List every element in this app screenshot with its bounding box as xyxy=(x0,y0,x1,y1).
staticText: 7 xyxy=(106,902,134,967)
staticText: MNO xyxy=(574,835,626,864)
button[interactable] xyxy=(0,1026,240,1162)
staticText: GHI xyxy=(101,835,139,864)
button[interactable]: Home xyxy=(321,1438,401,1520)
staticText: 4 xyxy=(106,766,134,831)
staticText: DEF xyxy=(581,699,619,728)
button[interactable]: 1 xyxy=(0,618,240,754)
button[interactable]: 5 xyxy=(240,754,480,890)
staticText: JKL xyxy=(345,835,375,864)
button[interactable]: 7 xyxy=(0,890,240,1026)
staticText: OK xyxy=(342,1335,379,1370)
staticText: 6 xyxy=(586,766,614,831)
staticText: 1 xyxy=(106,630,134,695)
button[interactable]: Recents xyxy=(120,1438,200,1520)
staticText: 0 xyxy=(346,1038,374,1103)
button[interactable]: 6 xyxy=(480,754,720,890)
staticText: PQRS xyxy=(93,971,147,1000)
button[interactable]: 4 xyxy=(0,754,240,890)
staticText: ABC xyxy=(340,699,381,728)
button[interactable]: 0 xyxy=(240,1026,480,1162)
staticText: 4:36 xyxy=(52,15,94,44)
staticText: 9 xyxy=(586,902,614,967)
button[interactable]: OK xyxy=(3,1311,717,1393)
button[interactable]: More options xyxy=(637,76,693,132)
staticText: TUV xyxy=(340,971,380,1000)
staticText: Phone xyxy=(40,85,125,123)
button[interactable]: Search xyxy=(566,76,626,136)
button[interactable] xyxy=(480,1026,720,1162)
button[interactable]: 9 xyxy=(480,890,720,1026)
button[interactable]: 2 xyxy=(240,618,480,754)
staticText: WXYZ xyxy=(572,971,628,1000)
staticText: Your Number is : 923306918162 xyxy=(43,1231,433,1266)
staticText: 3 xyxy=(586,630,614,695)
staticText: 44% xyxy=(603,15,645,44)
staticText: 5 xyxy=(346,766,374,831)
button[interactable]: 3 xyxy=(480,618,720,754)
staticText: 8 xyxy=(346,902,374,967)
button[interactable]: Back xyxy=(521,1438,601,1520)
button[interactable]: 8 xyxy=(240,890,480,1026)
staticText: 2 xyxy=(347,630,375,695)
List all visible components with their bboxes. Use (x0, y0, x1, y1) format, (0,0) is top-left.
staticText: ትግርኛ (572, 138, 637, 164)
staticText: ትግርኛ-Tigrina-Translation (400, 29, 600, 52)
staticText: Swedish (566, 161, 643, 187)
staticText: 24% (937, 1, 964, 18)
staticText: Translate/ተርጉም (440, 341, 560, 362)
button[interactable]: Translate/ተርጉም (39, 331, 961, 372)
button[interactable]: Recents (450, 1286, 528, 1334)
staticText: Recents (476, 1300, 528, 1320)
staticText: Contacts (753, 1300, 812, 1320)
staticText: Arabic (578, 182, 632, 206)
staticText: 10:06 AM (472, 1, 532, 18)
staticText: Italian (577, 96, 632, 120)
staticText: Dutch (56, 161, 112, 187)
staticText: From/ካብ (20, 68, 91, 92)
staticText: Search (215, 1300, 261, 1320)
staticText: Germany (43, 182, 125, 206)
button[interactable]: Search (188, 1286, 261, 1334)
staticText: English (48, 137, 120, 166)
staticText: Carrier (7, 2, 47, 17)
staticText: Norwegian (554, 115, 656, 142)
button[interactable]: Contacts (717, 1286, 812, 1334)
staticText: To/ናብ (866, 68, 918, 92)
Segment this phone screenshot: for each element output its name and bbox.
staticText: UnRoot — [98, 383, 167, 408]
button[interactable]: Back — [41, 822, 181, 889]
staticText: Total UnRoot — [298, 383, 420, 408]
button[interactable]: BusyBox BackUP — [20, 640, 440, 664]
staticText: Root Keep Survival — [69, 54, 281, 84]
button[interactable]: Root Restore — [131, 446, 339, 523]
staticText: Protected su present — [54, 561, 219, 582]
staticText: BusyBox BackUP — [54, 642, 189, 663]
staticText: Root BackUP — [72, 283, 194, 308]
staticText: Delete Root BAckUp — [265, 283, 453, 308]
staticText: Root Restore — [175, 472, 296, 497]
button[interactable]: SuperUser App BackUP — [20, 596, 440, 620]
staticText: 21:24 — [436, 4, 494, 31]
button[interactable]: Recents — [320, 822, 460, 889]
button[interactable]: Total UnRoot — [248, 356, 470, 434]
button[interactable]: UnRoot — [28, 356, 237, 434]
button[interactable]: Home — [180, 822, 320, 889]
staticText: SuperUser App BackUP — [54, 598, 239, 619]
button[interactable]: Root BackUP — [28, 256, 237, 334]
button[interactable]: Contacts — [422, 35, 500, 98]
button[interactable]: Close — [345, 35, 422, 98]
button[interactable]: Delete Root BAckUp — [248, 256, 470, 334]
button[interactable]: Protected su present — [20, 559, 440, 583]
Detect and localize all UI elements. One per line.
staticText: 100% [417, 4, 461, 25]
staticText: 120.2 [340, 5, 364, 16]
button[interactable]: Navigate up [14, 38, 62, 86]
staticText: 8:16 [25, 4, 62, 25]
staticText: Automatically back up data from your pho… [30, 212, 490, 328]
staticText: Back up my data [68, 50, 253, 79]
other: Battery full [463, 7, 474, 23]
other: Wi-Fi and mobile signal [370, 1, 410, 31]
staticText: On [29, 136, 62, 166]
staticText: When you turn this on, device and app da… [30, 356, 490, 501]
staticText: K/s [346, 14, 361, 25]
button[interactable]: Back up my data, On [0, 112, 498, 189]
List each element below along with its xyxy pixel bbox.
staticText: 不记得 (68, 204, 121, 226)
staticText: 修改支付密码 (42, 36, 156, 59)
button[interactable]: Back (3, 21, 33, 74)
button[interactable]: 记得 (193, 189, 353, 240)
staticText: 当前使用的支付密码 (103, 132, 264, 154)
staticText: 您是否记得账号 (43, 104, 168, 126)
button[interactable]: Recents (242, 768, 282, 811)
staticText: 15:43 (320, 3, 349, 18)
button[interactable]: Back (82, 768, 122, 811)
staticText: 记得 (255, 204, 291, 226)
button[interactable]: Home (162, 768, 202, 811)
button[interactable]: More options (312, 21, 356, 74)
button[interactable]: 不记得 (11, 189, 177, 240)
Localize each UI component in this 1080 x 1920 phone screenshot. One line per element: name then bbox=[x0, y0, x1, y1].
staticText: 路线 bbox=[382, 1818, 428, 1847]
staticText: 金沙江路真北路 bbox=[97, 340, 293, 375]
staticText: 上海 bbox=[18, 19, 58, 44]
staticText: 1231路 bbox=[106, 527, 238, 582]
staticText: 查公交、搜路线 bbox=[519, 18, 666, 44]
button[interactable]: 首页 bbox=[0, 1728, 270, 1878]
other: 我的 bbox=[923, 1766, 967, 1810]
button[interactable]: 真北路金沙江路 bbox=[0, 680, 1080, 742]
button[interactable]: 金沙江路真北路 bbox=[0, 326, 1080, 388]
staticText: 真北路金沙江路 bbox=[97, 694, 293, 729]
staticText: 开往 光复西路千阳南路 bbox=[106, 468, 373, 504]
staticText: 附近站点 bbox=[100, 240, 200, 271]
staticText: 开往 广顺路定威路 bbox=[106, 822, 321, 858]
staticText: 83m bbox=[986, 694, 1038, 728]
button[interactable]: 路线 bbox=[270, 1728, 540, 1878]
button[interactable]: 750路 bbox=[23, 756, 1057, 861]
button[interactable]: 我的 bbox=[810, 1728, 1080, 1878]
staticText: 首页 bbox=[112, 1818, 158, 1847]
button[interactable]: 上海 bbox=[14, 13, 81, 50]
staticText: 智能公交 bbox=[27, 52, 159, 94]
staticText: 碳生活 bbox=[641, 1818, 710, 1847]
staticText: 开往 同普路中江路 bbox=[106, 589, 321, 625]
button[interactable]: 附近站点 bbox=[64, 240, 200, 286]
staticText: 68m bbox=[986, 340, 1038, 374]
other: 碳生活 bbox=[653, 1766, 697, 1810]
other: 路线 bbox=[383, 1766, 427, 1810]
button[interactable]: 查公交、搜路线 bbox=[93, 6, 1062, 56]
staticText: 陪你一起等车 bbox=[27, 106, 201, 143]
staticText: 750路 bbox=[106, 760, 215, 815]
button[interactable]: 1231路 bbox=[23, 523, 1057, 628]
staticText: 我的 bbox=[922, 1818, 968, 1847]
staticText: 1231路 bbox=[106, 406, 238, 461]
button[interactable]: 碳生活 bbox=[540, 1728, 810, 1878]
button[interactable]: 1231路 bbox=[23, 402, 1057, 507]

-=-=-=-=-

**EXERCISE PROMPT**
Select every row above that contains the word "More".

**RESULT OF THE TASK**
button[interactable]: More options xyxy=(637,76,693,132)
button[interactable]: More options (312, 21, 356, 74)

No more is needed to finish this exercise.